— start of DATASET EXTRACT —

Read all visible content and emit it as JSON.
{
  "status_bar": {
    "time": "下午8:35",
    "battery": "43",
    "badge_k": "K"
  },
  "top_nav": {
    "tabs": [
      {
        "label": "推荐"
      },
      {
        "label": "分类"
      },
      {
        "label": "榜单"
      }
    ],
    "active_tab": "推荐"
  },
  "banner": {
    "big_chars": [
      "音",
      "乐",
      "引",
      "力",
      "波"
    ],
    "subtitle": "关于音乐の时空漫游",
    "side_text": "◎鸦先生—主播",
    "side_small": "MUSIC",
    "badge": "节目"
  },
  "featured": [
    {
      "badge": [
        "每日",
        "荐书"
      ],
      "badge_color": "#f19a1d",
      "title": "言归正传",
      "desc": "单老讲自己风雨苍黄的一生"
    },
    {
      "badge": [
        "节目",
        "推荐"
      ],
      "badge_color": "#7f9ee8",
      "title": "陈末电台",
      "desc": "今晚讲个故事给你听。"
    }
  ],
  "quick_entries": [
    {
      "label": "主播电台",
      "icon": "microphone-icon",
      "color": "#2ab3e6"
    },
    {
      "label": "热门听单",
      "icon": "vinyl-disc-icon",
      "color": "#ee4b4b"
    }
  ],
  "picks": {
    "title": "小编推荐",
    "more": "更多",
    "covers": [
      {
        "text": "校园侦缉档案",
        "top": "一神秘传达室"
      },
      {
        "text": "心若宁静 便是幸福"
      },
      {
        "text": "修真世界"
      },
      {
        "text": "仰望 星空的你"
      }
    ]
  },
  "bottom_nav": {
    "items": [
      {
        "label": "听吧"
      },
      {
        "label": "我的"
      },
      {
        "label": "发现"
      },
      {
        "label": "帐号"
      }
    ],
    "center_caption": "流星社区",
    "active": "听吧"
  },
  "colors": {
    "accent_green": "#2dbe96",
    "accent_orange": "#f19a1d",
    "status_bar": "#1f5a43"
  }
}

— end of DATASET EXTRACT —

WHAT NEEDS TO BE DONE >> Copy every line of the records above that contains "label".

FULL SOLUTION >>
        "label": "推荐"
        "label": "分类"
        "label": "榜单"
      "label": "主播电台",
      "label": "热门听单",
        "label": "听吧"
        "label": "我的"
        "label": "发现"
        "label": "帐号"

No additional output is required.